#### RECORDS SUPPLIED ####
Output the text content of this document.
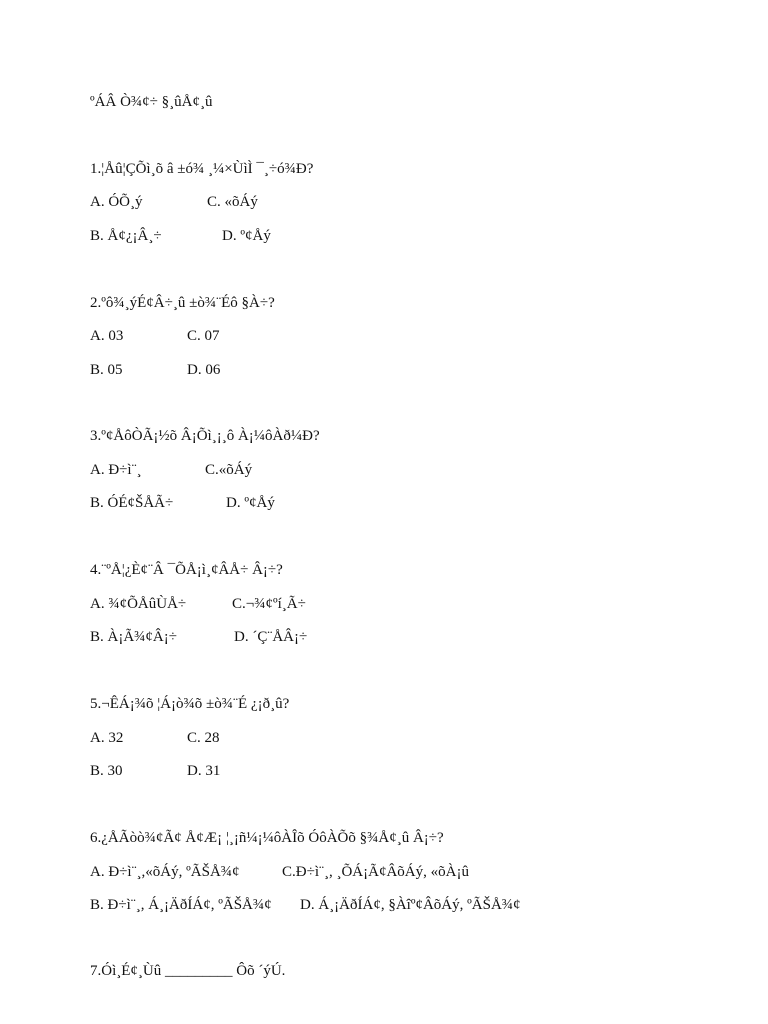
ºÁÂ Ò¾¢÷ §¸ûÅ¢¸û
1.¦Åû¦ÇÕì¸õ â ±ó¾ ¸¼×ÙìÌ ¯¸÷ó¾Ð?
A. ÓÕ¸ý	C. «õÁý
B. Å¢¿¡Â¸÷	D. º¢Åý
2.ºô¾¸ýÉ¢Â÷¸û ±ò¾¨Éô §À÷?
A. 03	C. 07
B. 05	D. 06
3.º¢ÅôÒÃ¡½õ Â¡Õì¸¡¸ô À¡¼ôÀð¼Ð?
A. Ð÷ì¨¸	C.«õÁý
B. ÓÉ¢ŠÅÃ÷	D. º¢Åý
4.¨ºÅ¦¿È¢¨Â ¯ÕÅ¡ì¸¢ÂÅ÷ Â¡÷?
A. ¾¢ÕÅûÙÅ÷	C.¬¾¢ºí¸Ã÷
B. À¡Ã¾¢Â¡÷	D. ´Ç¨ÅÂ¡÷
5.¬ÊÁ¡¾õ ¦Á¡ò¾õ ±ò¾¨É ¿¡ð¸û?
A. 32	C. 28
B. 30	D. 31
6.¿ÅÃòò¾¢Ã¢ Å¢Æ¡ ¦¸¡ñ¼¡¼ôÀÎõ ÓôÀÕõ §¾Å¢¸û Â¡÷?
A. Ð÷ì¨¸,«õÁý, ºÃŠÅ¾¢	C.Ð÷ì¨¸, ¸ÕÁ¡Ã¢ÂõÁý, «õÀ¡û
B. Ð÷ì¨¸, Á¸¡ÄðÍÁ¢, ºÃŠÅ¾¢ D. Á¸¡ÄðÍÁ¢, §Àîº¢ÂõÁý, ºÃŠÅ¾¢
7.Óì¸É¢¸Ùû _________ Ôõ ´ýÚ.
####
**INSTRUCTIONS FOR THE TASK:** From the records given above, reproduce all text exactly and exclude each picture.

**RESPONSE TO THE EXERCISE:**
Output the text content of this document.
ºÁÂ Ò¾¢÷ §¸ûÅ¢¸û
1.¦Åû¦ÇÕì¸õ â ±ó¾ ¸¼×ÙìÌ ¯¸÷ó¾Ð?
A. ÓÕ¸ý	C. «õÁý
B. Å¢¿¡Â¸÷	D. º¢Åý
2.ºô¾¸ýÉ¢Â÷¸û ±ò¾¨Éô §À÷?
A. 03	C. 07
B. 05	D. 06
3.º¢ÅôÒÃ¡½õ Â¡Õì¸¡¸ô À¡¼ôÀð¼Ð?
A. Ð÷ì¨¸	C.«õÁý
B. ÓÉ¢ŠÅÃ÷	D. º¢Åý
4.¨ºÅ¦¿È¢¨Â ¯ÕÅ¡ì¸¢ÂÅ÷ Â¡÷?
A. ¾¢ÕÅûÙÅ÷	C.¬¾¢ºí¸Ã÷
B. À¡Ã¾¢Â¡÷	D. ´Ç¨ÅÂ¡÷
5.¬ÊÁ¡¾õ ¦Á¡ò¾õ ±ò¾¨É ¿¡ð¸û?
A. 32	C. 28
B. 30	D. 31
6.¿ÅÃòò¾¢Ã¢ Å¢Æ¡ ¦¸¡ñ¼¡¼ôÀÎõ ÓôÀÕõ §¾Å¢¸û Â¡÷?
A. Ð÷ì¨¸,«õÁý, ºÃŠÅ¾¢	C.Ð÷ì¨¸, ¸ÕÁ¡Ã¢ÂõÁý, «õÀ¡û
B. Ð÷ì¨¸, Á¸¡ÄðÍÁ¢, ºÃŠÅ¾¢ D. Á¸¡ÄðÍÁ¢, §Àîº¢ÂõÁý, ºÃŠÅ¾¢
7.Óì¸É¢¸Ùû _________ Ôõ ´ýÚ.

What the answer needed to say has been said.